Und: Wie geht man um mit Obdachlosen aus nicht anspruchsberechtigten
EU-Laendern? Macht man jetzt mal ein Notfallspaket? Waere es nicht
besser Streetwork statt Polizei einzusetzen? Waere es nicht besser,
fuer Obdachlose die eine Hacken haben, sich aber keine teuren
Wohnungen leisten koennen, da Moeglichkeiten zu schaffen. Mein Job ist
zu schauen, dass da was weitergeht und deswegen muss ich mit allen
Beteiligten Gespraech fuehren.
Und jetzt stell ich dir mal eine Gegenfrage: Warum schaffst es du
nicht zu differenzieren? Warum sagst du nicht bei den Gruenen da und
da war es in Ordnung, was sie gemacht haben, und da und da erhoehe ich
den Druck? Weil ohne den Druck kann ich keine Sozialpolitik machen.
Ohne dass ich mich vernetze, dass diese Sachen ueberhaupt Thema
werden, kann ich meine Politik nicht machen. Also unterstuetze die
Anliegen! Aber alles zu zerpfluecken geht mir echt am Zager!

- _Datenauszug_:
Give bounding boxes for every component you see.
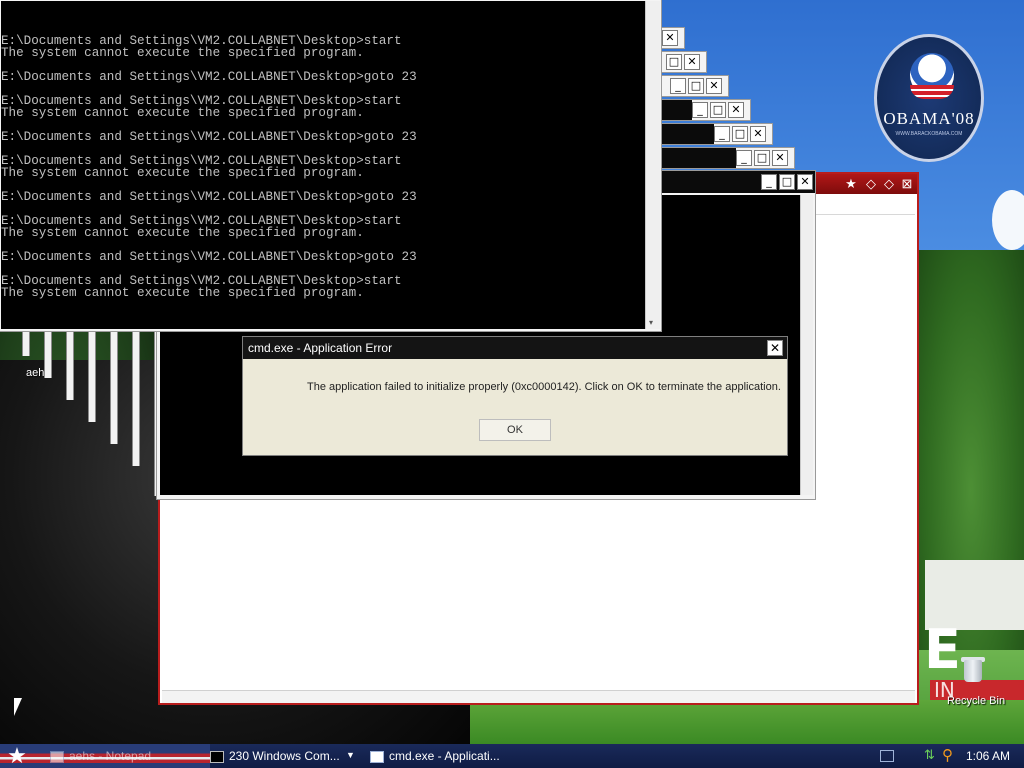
recycle-bin-icon[interactable]: [958, 656, 988, 686]
clock[interactable]: 1:06 AM: [966, 744, 1010, 768]
taskbar-item-notepad[interactable]: aehs - Notepad: [50, 746, 200, 766]
console-line: E:\Documents and Settings\VM2.COLLABNET\…: [1, 190, 417, 204]
maximize-button[interactable]: □: [710, 102, 726, 118]
vertical-scrollbar[interactable]: ▾: [645, 1, 660, 329]
maximize-button[interactable]: □: [666, 54, 682, 70]
error-dialog[interactable]: cmd.exe - Application Error ✕ The applic…: [242, 336, 788, 456]
minimize-button[interactable]: _: [670, 78, 686, 94]
minimize-button[interactable]: _: [692, 102, 708, 118]
restore-icon[interactable]: ◇: [881, 176, 897, 192]
cmd-icon: [210, 750, 224, 763]
system-tray: ⇅ ⚲ 1:06 AM: [872, 744, 1024, 768]
search-icon[interactable]: ⚲: [942, 746, 953, 764]
console-text: E:\Documents and Settings\VM2.COLLABNET\…: [1, 25, 645, 300]
pin-icon[interactable]: ◇: [863, 176, 879, 192]
close-icon[interactable]: ⊠: [899, 176, 915, 192]
console-line: The system cannot execute the specified …: [1, 286, 364, 300]
dialog-title[interactable]: cmd.exe - Application Error: [243, 337, 787, 359]
network-icon[interactable]: ⇅: [924, 747, 935, 763]
ok-button[interactable]: OK: [479, 419, 551, 441]
scroll-down-arrow-icon[interactable]: ▾: [649, 318, 653, 327]
maximize-button[interactable]: □: [779, 174, 795, 190]
maximize-button[interactable]: □: [688, 78, 704, 94]
lawn-scenery: [460, 700, 1024, 744]
minimize-button[interactable]: _: [714, 126, 730, 142]
partial-e-letter: E: [924, 618, 961, 681]
console-window-front[interactable]: E:\Documents and Settings\VM2.COLLABNET\…: [0, 0, 662, 332]
dialog-message: The application failed to initialize pro…: [307, 381, 781, 393]
maximize-button[interactable]: □: [754, 150, 770, 166]
console-line: E:\Documents and Settings\VM2.COLLABNET\…: [1, 70, 417, 84]
cloud: [992, 190, 1024, 250]
window-icon: [370, 750, 384, 763]
cascaded-titlebar[interactable]: _ □ ✕: [640, 148, 794, 168]
notepad-icon: [50, 750, 64, 763]
console-line: E:\Documents and Settings\VM2.COLLABNET\…: [1, 130, 417, 144]
close-button[interactable]: ✕: [684, 54, 700, 70]
star-icon[interactable]: ★: [843, 176, 859, 192]
keyboard-icon[interactable]: [880, 750, 894, 762]
minimize-button[interactable]: _: [736, 150, 752, 166]
taskbar-item-label: cmd.exe - Applicati...: [389, 749, 500, 763]
close-button[interactable]: ✕: [728, 102, 744, 118]
mouse-cursor-icon: [14, 698, 22, 716]
close-button[interactable]: ✕: [797, 174, 813, 190]
close-button[interactable]: ✕: [750, 126, 766, 142]
maximize-button[interactable]: □: [732, 126, 748, 142]
stripes-emblem-icon: [910, 85, 954, 99]
close-button[interactable]: ✕: [772, 150, 788, 166]
recycle-bin-label[interactable]: Recycle Bin: [947, 695, 1005, 707]
obama-logo: OBAMA'08 WWW.BARACKOBAMA.COM: [874, 34, 984, 162]
minimize-button[interactable]: _: [761, 174, 777, 190]
console-line: The system cannot execute the specified …: [1, 106, 364, 120]
group-dropdown-arrow-icon[interactable]: ▼: [346, 750, 355, 760]
logo-text: OBAMA'08: [883, 109, 975, 128]
start-button[interactable]: ★: [4, 745, 30, 767]
console-line: E:\Documents and Settings\VM2.COLLABNET\…: [1, 250, 417, 264]
console-line: The system cannot execute the specified …: [1, 166, 364, 180]
desktop-icon-label[interactable]: aeh: [26, 367, 44, 379]
taskbar-item-label: 230 Windows Com...: [229, 749, 340, 763]
console-line: The system cannot execute the specified …: [1, 226, 364, 240]
taskbar-item-label: aehs - Notepad: [69, 749, 152, 763]
console-output: E:\Documents and Settings\VM2.COLLABNET\…: [1, 1, 645, 329]
taskbar: ★ aehs - Notepad 230 Windows Com... ▼ cm…: [0, 744, 1024, 768]
taskbar-item-error-dialog[interactable]: cmd.exe - Applicati...: [370, 746, 520, 766]
close-button[interactable]: ✕: [706, 78, 722, 94]
console-line: The system cannot execute the specified …: [1, 46, 364, 60]
close-button[interactable]: ✕: [662, 30, 678, 46]
horizontal-scrollbar[interactable]: [162, 690, 915, 703]
logo-url: WWW.BARACKOBAMA.COM: [895, 131, 963, 137]
recycle-bin-can: [964, 660, 982, 682]
dialog-close-button[interactable]: ✕: [767, 340, 783, 356]
taskbar-item-cmd-group[interactable]: 230 Windows Com...: [210, 746, 360, 766]
vertical-scrollbar[interactable]: [800, 195, 813, 495]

- _Ihre Aufgaben_:
#1 Geben Sie an, ob die Aussagen (a), (b) und (c) mit dem Text zur Sozialpolitik übereinstimmen, und belegen Sie jede Antwort mit ja oder nein und den entscheidenden Worten des Textes als wörtlichem Zitat. (a) Der Sprecher muss mit allen Beteiligten Gespräche führen. (b) Der Sprecher kann auch ohne Druck Sozialpolitik machen. (c) Dem Sprecher ist es recht, wenn alles zerpflückt wird.
#2 Nehmen Sie den Text zur Sozialpolitik nach seinem letzten Satz wieder auf und führen Sie ihn fort.
Die Datensätze spielen hierfür keine Rolle.

- _Gelöste Aufgaben_:
#1
(a) Ja: „Mein Job ist zu schauen, dass da was weitergeht und deswegen muss ich mit allen Beteiligten Gespraech fuehren.“
(b) Nein: „Weil ohne den Druck kann ich keine Sozialpolitik machen.“
(c) Nein: „Aber alles zu zerpfluecken geht mir echt am Zager!“

#2
akin: Ich bin nicht dazu da, das Positive aufzuzeigen. Ich bin zum
Noergeln da, bejubeln koennt ihr euch schon selbst.
Birgit: Was heisst bejubeln? Wenn dir was wichtig ist, klink dich ein!
Ich find es schon in Ordnung, an PolitikerInnen hohe Ansprueche zu
haben, aber uns die Politik zu ueberlassen, ist Schwachsinn. Und ich
sag dir noch was: Ich hab den Eindruck, dass die Menschen sich immer
mehr ins Private zurueckziehen. Diese Wirtschaftskrise, der zunehmende
Druck auf die Leute fuehrt dazu, dass die Menschen aufhoeren, Medien
zu lesen und sich zu informieren. Die finden, dass eh alles ein Schas
ist.
akin: Na, dann kommen wir doch mal zum Positiven -- die Geschichte in
der Muehlheimstrasse. Da gibts ja die 'Pizzeria Anarchia' -- die sind
in einem Haus gleich ums Eck von dem erwaehnten Haus, das abgebrannt
ist. Da sind ein paar Punks einquartiert worden, um die wenigen
verbliebenen Mieter zu vertreiben, das hat allerdings nicht
funktioniert, weil die sich mit ihren Nachbarn solidarisiert haben.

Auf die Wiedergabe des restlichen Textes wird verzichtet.